Data items
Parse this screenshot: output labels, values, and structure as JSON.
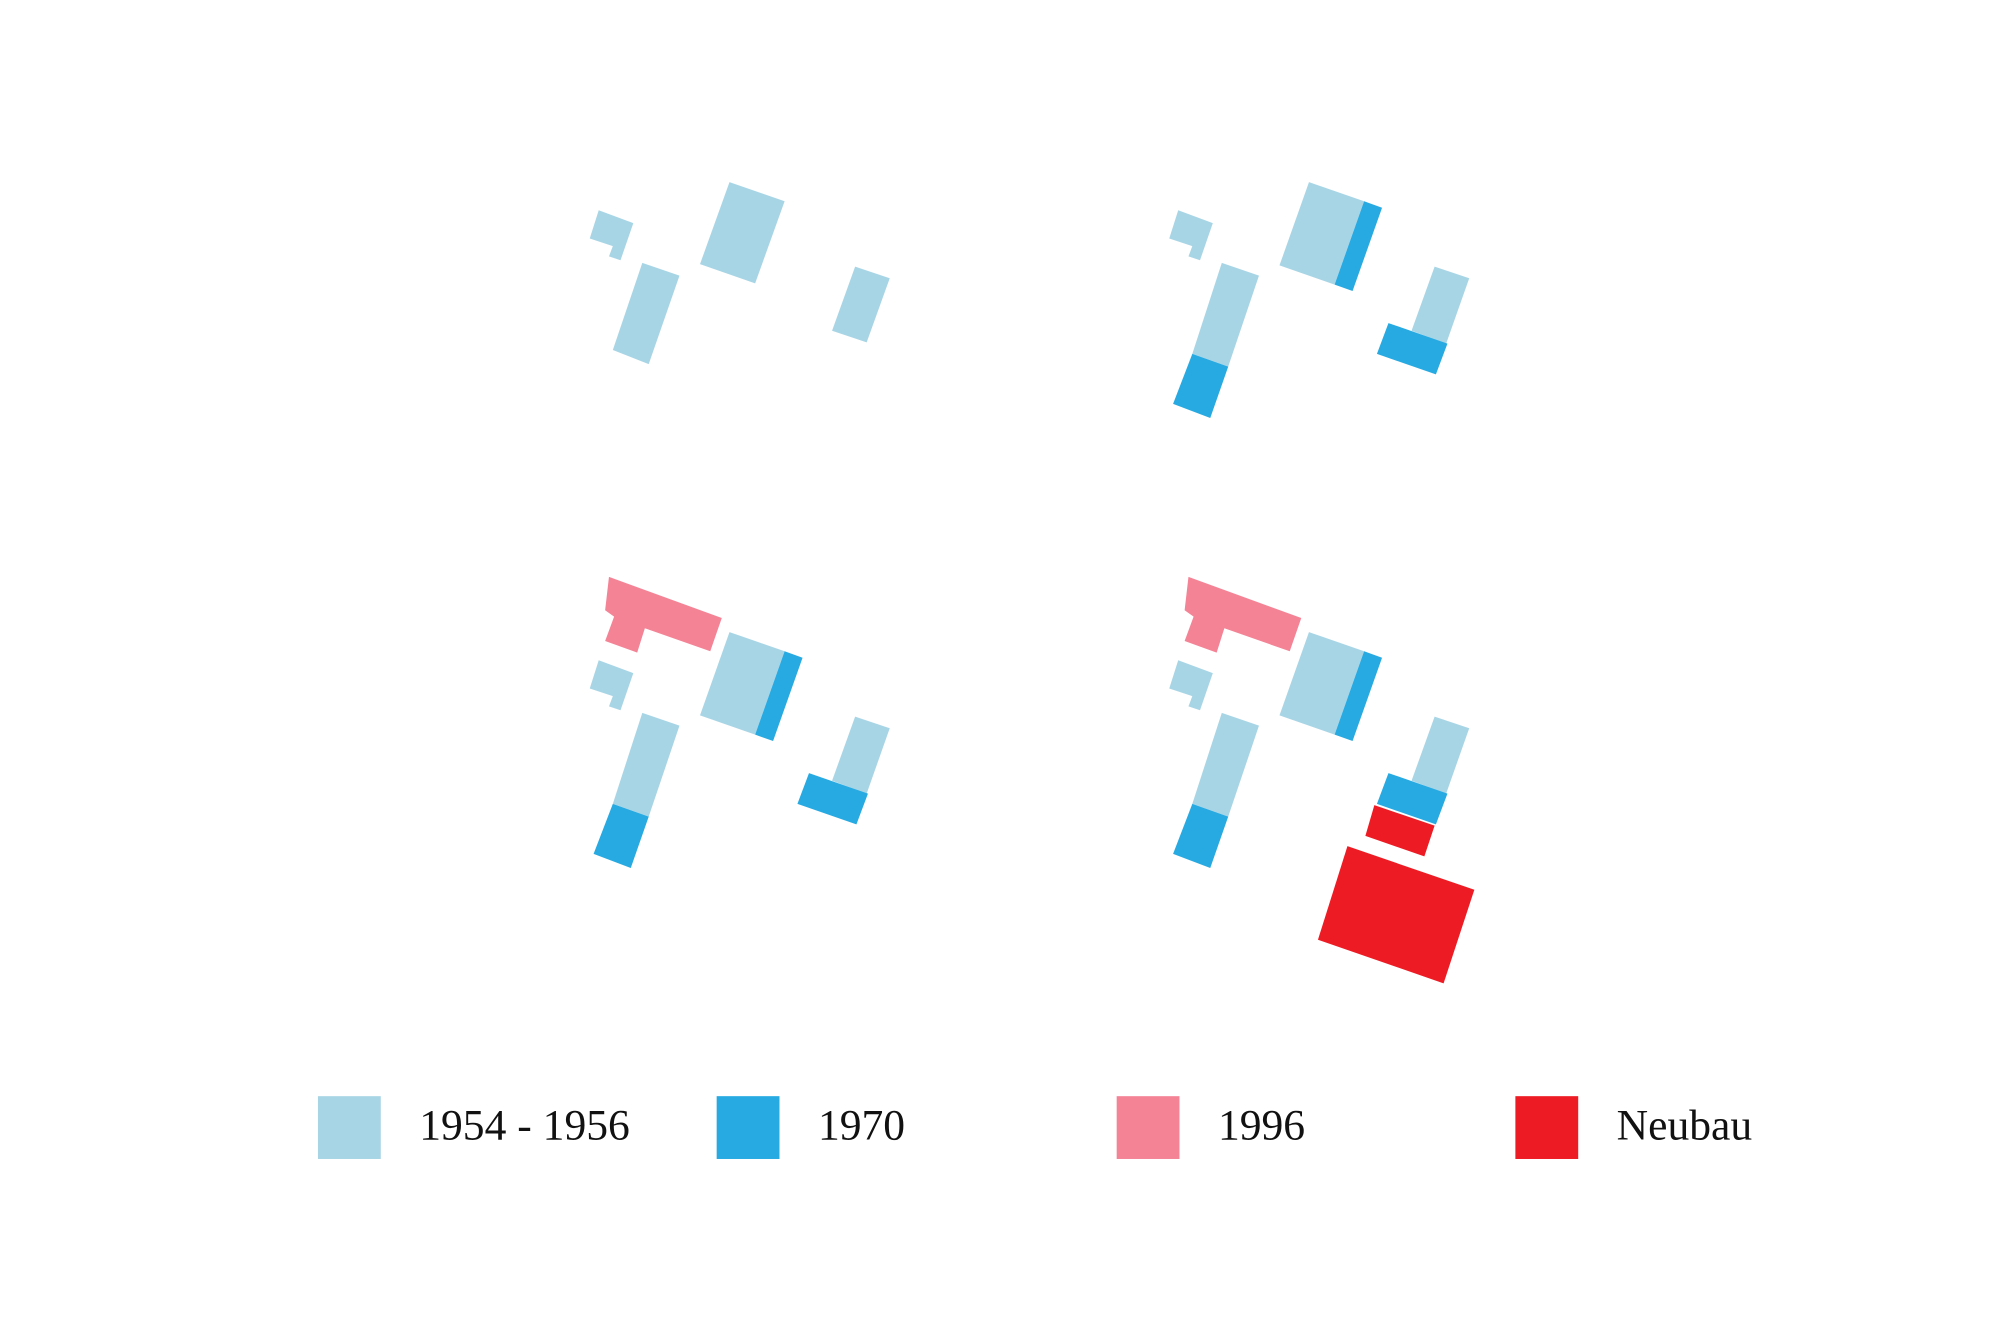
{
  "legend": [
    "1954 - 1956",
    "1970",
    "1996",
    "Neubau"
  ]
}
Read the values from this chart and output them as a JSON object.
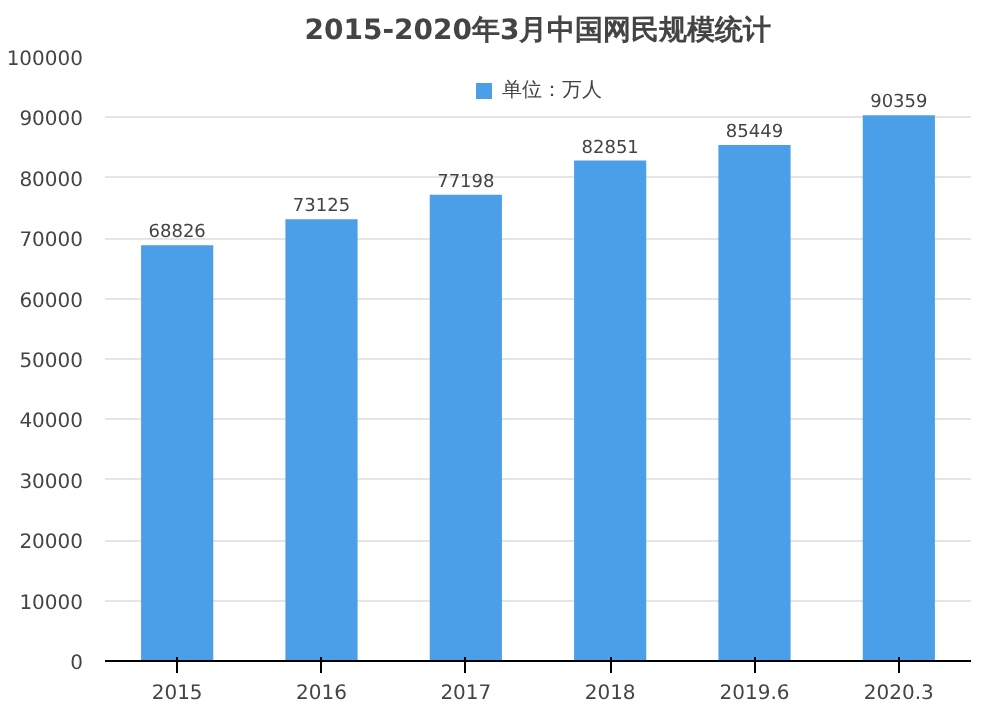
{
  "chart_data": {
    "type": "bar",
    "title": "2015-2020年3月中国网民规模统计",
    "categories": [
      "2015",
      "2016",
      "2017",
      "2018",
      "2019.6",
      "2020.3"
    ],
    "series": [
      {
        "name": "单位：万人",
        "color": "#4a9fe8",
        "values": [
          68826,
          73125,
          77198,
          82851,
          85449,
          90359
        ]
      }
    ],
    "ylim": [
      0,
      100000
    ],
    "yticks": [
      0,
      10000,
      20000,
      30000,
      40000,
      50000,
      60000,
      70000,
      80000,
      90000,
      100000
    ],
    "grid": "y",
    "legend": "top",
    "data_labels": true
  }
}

→ **WRITTEN TASK**
Do not include the images; transcribe the rest of the listing exactly.

→ **COMPLETED TASK**
Parse this screenshot: output labels, values, and structure as JSON.
{
  "legend": [
    "1954 - 1956",
    "1970",
    "1996",
    "Neubau"
  ]
}
Read the values from this chart and output them as a JSON object.
{
  "chart_data": {
    "type": "bar",
    "title": "2015-2020年3月中国网民规模统计",
    "categories": [
      "2015",
      "2016",
      "2017",
      "2018",
      "2019.6",
      "2020.3"
    ],
    "series": [
      {
        "name": "单位：万人",
        "color": "#4a9fe8",
        "values": [
          68826,
          73125,
          77198,
          82851,
          85449,
          90359
        ]
      }
    ],
    "ylim": [
      0,
      100000
    ],
    "yticks": [
      0,
      10000,
      20000,
      30000,
      40000,
      50000,
      60000,
      70000,
      80000,
      90000,
      100000
    ],
    "grid": "y",
    "legend": "top",
    "data_labels": true
  }
}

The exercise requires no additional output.